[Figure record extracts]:
--------------------
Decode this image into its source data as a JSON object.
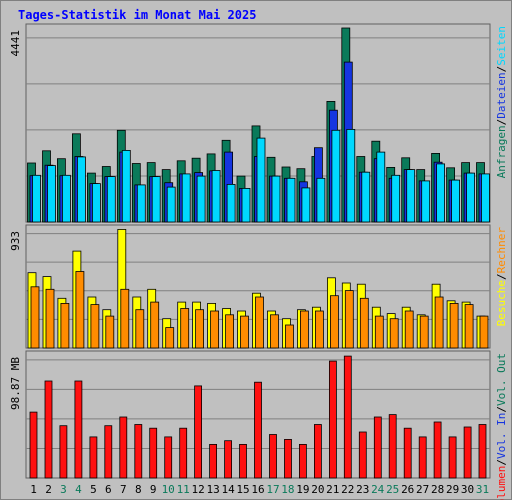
{
  "title": "Tages-Statistik im Monat Mai 2025",
  "colors": {
    "background": "#c0c0c0",
    "grid": "#808080",
    "title": "#0000ff",
    "anfragen": "#0a7a5a",
    "dateien": "#1535e0",
    "seiten": "#00d8ff",
    "besuche": "#ffff00",
    "rechner": "#ff8c00",
    "volumen": "#ff1010",
    "weekend_day": "#0a7a5a",
    "weekday_day": "#000000"
  },
  "chart_data": [
    {
      "type": "bar",
      "panel": "top",
      "ymax_label": "4441",
      "ylim": [
        0,
        4441
      ],
      "categories": [
        "1",
        "2",
        "3",
        "4",
        "5",
        "6",
        "7",
        "8",
        "9",
        "10",
        "11",
        "12",
        "13",
        "14",
        "15",
        "16",
        "17",
        "18",
        "19",
        "20",
        "21",
        "22",
        "23",
        "24",
        "25",
        "26",
        "27",
        "28",
        "29",
        "30",
        "31"
      ],
      "right_labels": [
        {
          "text": "Anfragen",
          "key": "anfragen"
        },
        {
          "text": "/",
          "key": "sep"
        },
        {
          "text": "Dateien",
          "key": "dateien"
        },
        {
          "text": "/",
          "key": "sep"
        },
        {
          "text": "Seiten",
          "key": "seiten"
        }
      ],
      "series": [
        {
          "name": "Anfragen",
          "values": [
            1350,
            1630,
            1450,
            2020,
            1120,
            1270,
            2100,
            1340,
            1360,
            1200,
            1400,
            1460,
            1560,
            1870,
            1050,
            2200,
            1480,
            1260,
            1220,
            1500,
            2760,
            4440,
            1500,
            1850,
            1250,
            1470,
            1200,
            1570,
            1240,
            1360,
            1360
          ]
        },
        {
          "name": "Dateien",
          "values": [
            1060,
            1300,
            1060,
            1500,
            880,
            1040,
            1600,
            850,
            1040,
            900,
            1100,
            1130,
            1170,
            1600,
            770,
            1500,
            1050,
            1000,
            920,
            1700,
            2560,
            3660,
            1140,
            1450,
            1000,
            1200,
            940,
            1370,
            960,
            1120,
            1100
          ]
        },
        {
          "name": "Seiten",
          "values": [
            1070,
            1290,
            1070,
            1490,
            880,
            1040,
            1640,
            850,
            1040,
            800,
            1100,
            1050,
            1180,
            860,
            770,
            1920,
            1050,
            1000,
            780,
            1000,
            2100,
            2120,
            1140,
            1600,
            1070,
            1200,
            940,
            1330,
            960,
            1120,
            1100
          ]
        }
      ]
    },
    {
      "type": "bar",
      "panel": "middle",
      "ymax_label": "933",
      "ylim": [
        0,
        933
      ],
      "categories": [
        "1",
        "2",
        "3",
        "4",
        "5",
        "6",
        "7",
        "8",
        "9",
        "10",
        "11",
        "12",
        "13",
        "14",
        "15",
        "16",
        "17",
        "18",
        "19",
        "20",
        "21",
        "22",
        "23",
        "24",
        "25",
        "26",
        "27",
        "28",
        "29",
        "30",
        "31"
      ],
      "right_labels": [
        {
          "text": "Besuche",
          "key": "besuche"
        },
        {
          "text": "/",
          "key": "sep"
        },
        {
          "text": "Rechner",
          "key": "rechner"
        }
      ],
      "series": [
        {
          "name": "Besuche",
          "values": [
            590,
            560,
            390,
            760,
            400,
            300,
            930,
            400,
            460,
            230,
            360,
            360,
            350,
            310,
            290,
            430,
            290,
            230,
            300,
            320,
            550,
            510,
            500,
            320,
            270,
            320,
            260,
            500,
            370,
            360,
            250
          ]
        },
        {
          "name": "Rechner",
          "values": [
            480,
            460,
            350,
            600,
            340,
            250,
            460,
            300,
            360,
            160,
            310,
            300,
            290,
            260,
            250,
            400,
            260,
            180,
            290,
            290,
            410,
            450,
            390,
            250,
            230,
            290,
            250,
            400,
            350,
            340,
            250
          ]
        }
      ]
    },
    {
      "type": "bar",
      "panel": "bottom",
      "ymax_label": "98.87 MB",
      "ylim": [
        0,
        98.87
      ],
      "categories": [
        "1",
        "2",
        "3",
        "4",
        "5",
        "6",
        "7",
        "8",
        "9",
        "10",
        "11",
        "12",
        "13",
        "14",
        "15",
        "16",
        "17",
        "18",
        "19",
        "20",
        "21",
        "22",
        "23",
        "24",
        "25",
        "26",
        "27",
        "28",
        "29",
        "30",
        "31"
      ],
      "right_labels": [
        {
          "text": "Volumen",
          "key": "volumen"
        },
        {
          "text": "/",
          "key": "sep"
        },
        {
          "text": "Vol. In",
          "key": "dateien"
        },
        {
          "text": "/",
          "key": "sep"
        },
        {
          "text": "Vol. Out",
          "key": "anfragen"
        }
      ],
      "series": [
        {
          "name": "Volumen",
          "values": [
            53,
            78,
            42,
            78,
            33,
            42,
            49,
            43,
            40,
            33,
            40,
            74,
            27,
            30,
            27,
            77,
            35,
            31,
            27,
            43,
            94,
            98,
            37,
            49,
            51,
            40,
            33,
            45,
            33,
            41,
            43
          ]
        }
      ]
    }
  ],
  "day_label_colors": [
    "weekday",
    "weekday",
    "weekend",
    "weekend",
    "weekday",
    "weekday",
    "weekday",
    "weekday",
    "weekday",
    "weekend",
    "weekend",
    "weekday",
    "weekday",
    "weekday",
    "weekday",
    "weekday",
    "weekend",
    "weekend",
    "weekday",
    "weekday",
    "weekday",
    "weekday",
    "weekday",
    "weekend",
    "weekend",
    "weekday",
    "weekday",
    "weekday",
    "weekday",
    "weekday",
    "weekend"
  ]
}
--------------------
[TO BE DONE]: Using the entries above, return each line that includes the word "panel".

[IN RESPONSE]:
      "panel": "top",
      "panel": "middle",
      "panel": "bottom",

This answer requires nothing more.